## Start SOURCE RECORDS
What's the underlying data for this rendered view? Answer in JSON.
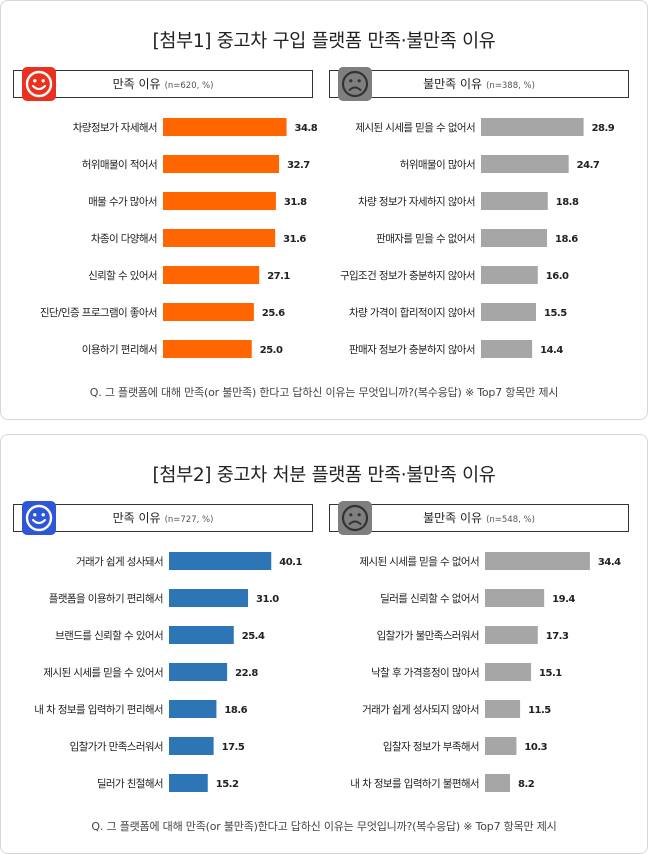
{
  "section1": {
    "title": "[첨부1] 중고차 구입 플랫폼 만족·불만족 이유",
    "left": {
      "title": "만족 이유",
      "sub": "(n=620, %)",
      "face": "smiley-face-icon",
      "face_color": "#e8321f"
    },
    "right": {
      "title": "불만족 이유",
      "sub": "(n=388, %)",
      "face": "sad-face-icon",
      "face_color": "#7f7f7f"
    },
    "note": "Q. 그 플랫폼에 대해 만족(or 불만족) 한다고 답하신 이유는 무엇입니까?(복수응답) ※ Top7 항목만 제시"
  },
  "section2": {
    "title": "[첨부2] 중고차 처분 플랫폼 만족·불만족 이유",
    "left": {
      "title": "만족 이유",
      "sub": "(n=727, %)",
      "face": "smiley-face-icon",
      "face_color": "#2d56d8"
    },
    "right": {
      "title": "불만족 이유",
      "sub": "(n=548, %)",
      "face": "sad-face-icon",
      "face_color": "#7f7f7f"
    },
    "note": "Q. 그 플랫폼에 대해 만족(or 불만족)한다고 답하신 이유는 무엇입니까?(복수응답) ※ Top7 항목만 제시"
  },
  "chart_data": [
    {
      "type": "bar",
      "orientation": "horizontal",
      "color": "#ff6600",
      "categories": [
        "차량정보가 자세해서",
        "허위매물이 적어서",
        "매물 수가 많아서",
        "차종이 다양해서",
        "신뢰할 수 있어서",
        "진단/인증 프로그램이 좋아서",
        "이용하기 편리해서"
      ],
      "values": [
        34.8,
        32.7,
        31.8,
        31.6,
        27.1,
        25.6,
        25.0
      ],
      "xlim": [
        0,
        45
      ]
    },
    {
      "type": "bar",
      "orientation": "horizontal",
      "color": "#a6a6a6",
      "categories": [
        "제시된 시세를 믿을 수 없어서",
        "허위매물이 많아서",
        "차량 정보가 자세하지 않아서",
        "판매자를 믿을 수 없어서",
        "구입조건 정보가 충분하지 않아서",
        "차량 가격이 합리적이지 않아서",
        "판매자 정보가 충분하지 않아서"
      ],
      "values": [
        28.9,
        24.7,
        18.8,
        18.6,
        16.0,
        15.5,
        14.4
      ],
      "xlim": [
        0,
        45
      ]
    },
    {
      "type": "bar",
      "orientation": "horizontal",
      "color": "#2e75b6",
      "categories": [
        "거래가 쉽게 성사돼서",
        "플랫폼을 이용하기 편리해서",
        "브랜드를 신뢰할 수 있어서",
        "제시된 시세를 믿을 수 있어서",
        "내 차 정보를 입력하기 편리해서",
        "입찰가가 만족스러워서",
        "딜러가 친절해서"
      ],
      "values": [
        40.1,
        31.0,
        25.4,
        22.8,
        18.6,
        17.5,
        15.2
      ],
      "xlim": [
        0,
        45
      ]
    },
    {
      "type": "bar",
      "orientation": "horizontal",
      "color": "#a6a6a6",
      "categories": [
        "제시된 시세를 믿을 수 없어서",
        "딜러를 신뢰할 수 없어서",
        "입찰가가 불만족스러워서",
        "낙찰 후 가격흥정이 많아서",
        "거래가 쉽게 성사되지 않아서",
        "입찰자 정보가 부족해서",
        "내 차 정보를 입력하기 불편해서"
      ],
      "values": [
        34.4,
        19.4,
        17.3,
        15.1,
        11.5,
        10.3,
        8.2
      ],
      "xlim": [
        0,
        45
      ]
    }
  ]
}
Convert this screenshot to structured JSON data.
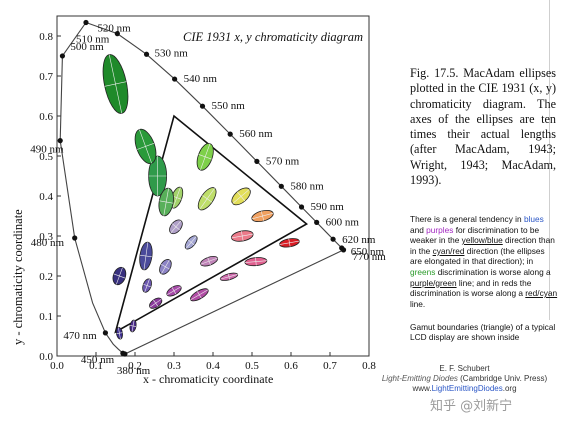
{
  "chart_data": {
    "type": "scatter",
    "title": "CIE 1931 x, y chromaticity diagram",
    "xlabel": "x - chromaticity coordinate",
    "ylabel": "y - chromaticity coordinate",
    "xlim": [
      0.0,
      0.8
    ],
    "ylim": [
      0.0,
      0.85
    ],
    "xticks": [
      "0.0",
      "0.1",
      "0.2",
      "0.3",
      "0.4",
      "0.5",
      "0.6",
      "0.7",
      "0.8"
    ],
    "yticks": [
      "0.0",
      "0.1",
      "0.2",
      "0.3",
      "0.4",
      "0.5",
      "0.6",
      "0.7",
      "0.8"
    ],
    "locus": [
      {
        "x": 0.1741,
        "y": 0.005,
        "label": "380 nm"
      },
      {
        "x": 0.1738,
        "y": 0.0049
      },
      {
        "x": 0.1733,
        "y": 0.0048
      },
      {
        "x": 0.1726,
        "y": 0.0048
      },
      {
        "x": 0.1714,
        "y": 0.0051
      },
      {
        "x": 0.1689,
        "y": 0.0069,
        "label": "450 nm"
      },
      {
        "x": 0.1644,
        "y": 0.0109
      },
      {
        "x": 0.1566,
        "y": 0.0177
      },
      {
        "x": 0.144,
        "y": 0.0297
      },
      {
        "x": 0.1241,
        "y": 0.0578,
        "label": "470 nm"
      },
      {
        "x": 0.0913,
        "y": 0.1327
      },
      {
        "x": 0.0454,
        "y": 0.295,
        "label": "480 nm"
      },
      {
        "x": 0.0082,
        "y": 0.5384,
        "label": "490 nm"
      },
      {
        "x": 0.0139,
        "y": 0.7502,
        "label": "500 nm"
      },
      {
        "x": 0.0743,
        "y": 0.8338,
        "label": "510 nm"
      },
      {
        "x": 0.1547,
        "y": 0.8059,
        "label": "520 nm"
      },
      {
        "x": 0.2296,
        "y": 0.7543,
        "label": "530 nm"
      },
      {
        "x": 0.3016,
        "y": 0.6923,
        "label": "540 nm"
      },
      {
        "x": 0.3731,
        "y": 0.6245,
        "label": "550 nm"
      },
      {
        "x": 0.4441,
        "y": 0.5547,
        "label": "560 nm"
      },
      {
        "x": 0.5125,
        "y": 0.4866,
        "label": "570 nm"
      },
      {
        "x": 0.5752,
        "y": 0.4242,
        "label": "580 nm"
      },
      {
        "x": 0.627,
        "y": 0.3725,
        "label": "590 nm"
      },
      {
        "x": 0.6658,
        "y": 0.334,
        "label": "600 nm"
      },
      {
        "x": 0.6915,
        "y": 0.3083
      },
      {
        "x": 0.7079,
        "y": 0.292,
        "label": "620 nm"
      },
      {
        "x": 0.719,
        "y": 0.2809
      },
      {
        "x": 0.726,
        "y": 0.274
      },
      {
        "x": 0.73,
        "y": 0.27,
        "label": "650 nm"
      },
      {
        "x": 0.7334,
        "y": 0.2666
      },
      {
        "x": 0.7347,
        "y": 0.2653,
        "label": "770 nm"
      }
    ],
    "gamut_triangle": [
      {
        "x": 0.64,
        "y": 0.33
      },
      {
        "x": 0.3,
        "y": 0.6
      },
      {
        "x": 0.15,
        "y": 0.06
      }
    ],
    "ellipses": [
      {
        "x": 0.16,
        "y": 0.057,
        "color": "#3b2c8c"
      },
      {
        "x": 0.15,
        "y": 0.68,
        "color": "#1f8a2a"
      },
      {
        "x": 0.38,
        "y": 0.498,
        "color": "#7ed04a"
      },
      {
        "x": 0.16,
        "y": 0.2,
        "color": "#38307e"
      },
      {
        "x": 0.228,
        "y": 0.25,
        "color": "#4a4a9a"
      },
      {
        "x": 0.258,
        "y": 0.45,
        "color": "#2f9a4a"
      },
      {
        "x": 0.305,
        "y": 0.323,
        "color": "#b0a0c8"
      },
      {
        "x": 0.385,
        "y": 0.393,
        "color": "#bede6a"
      },
      {
        "x": 0.472,
        "y": 0.399,
        "color": "#e2de5a"
      },
      {
        "x": 0.527,
        "y": 0.35,
        "color": "#f0a060"
      },
      {
        "x": 0.475,
        "y": 0.3,
        "color": "#ec7a8a"
      },
      {
        "x": 0.51,
        "y": 0.236,
        "color": "#e05f8f"
      },
      {
        "x": 0.596,
        "y": 0.283,
        "color": "#d81c24"
      },
      {
        "x": 0.344,
        "y": 0.284,
        "color": "#a4a6d4"
      },
      {
        "x": 0.39,
        "y": 0.237,
        "color": "#c084b8"
      },
      {
        "x": 0.441,
        "y": 0.198,
        "color": "#cc68aa"
      },
      {
        "x": 0.278,
        "y": 0.223,
        "color": "#8d84c6"
      },
      {
        "x": 0.3,
        "y": 0.163,
        "color": "#a64aa8"
      },
      {
        "x": 0.365,
        "y": 0.153,
        "color": "#b04ca4"
      },
      {
        "x": 0.307,
        "y": 0.396,
        "color": "#a2d26a"
      },
      {
        "x": 0.231,
        "y": 0.176,
        "color": "#6c58b0"
      },
      {
        "x": 0.253,
        "y": 0.132,
        "color": "#8a3a9c"
      },
      {
        "x": 0.227,
        "y": 0.524,
        "color": "#2a9a3a"
      },
      {
        "x": 0.28,
        "y": 0.385,
        "color": "#58b05a"
      },
      {
        "x": 0.195,
        "y": 0.075,
        "color": "#4b2b8c"
      }
    ]
  },
  "caption": "Fig. 17.5. MacAdam ellipses plotted in the CIE 1931 (x, y) chromaticity diagram. The axes of the ellipses are ten times their actual lengths (after MacAdam, 1943; Wright, 1943; MacAdam, 1993).",
  "note": {
    "p1": "There is a general tendency in",
    "blues": "blues",
    "and": "and",
    "purples": "purples",
    "p2": "for discrimination to be weaker in the",
    "yellow_blue": "yellow/blue",
    "p3": "direction than in the",
    "cyan_red": "cyan/red",
    "p4": "direction (the ellipses are elongated in that direction); in",
    "greens": "greens",
    "p5": "discrimination is worse along a",
    "purple_green": "purple/green",
    "p6": "line; and in reds the discrimination is worse along a",
    "red_cyan": "red/cyan",
    "p7": "line."
  },
  "gamut_note": "Gamut boundaries (triangle) of a typical LCD display are shown inside",
  "credit": {
    "author": "E. F. Schubert",
    "book": "Light-Emitting Diodes",
    "publisher": "(Cambridge Univ. Press)",
    "url_prefix": "www.",
    "url_main": "LightEmittingDiodes",
    "url_suffix": ".org"
  },
  "watermark": "知乎 @刘新宁"
}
## End SOURCE RECORDS
* _STATED EXERCISE_
What is the number of lines that hold the string "discrimination"? Reply with that number alone.

* _TASK RESULT_
3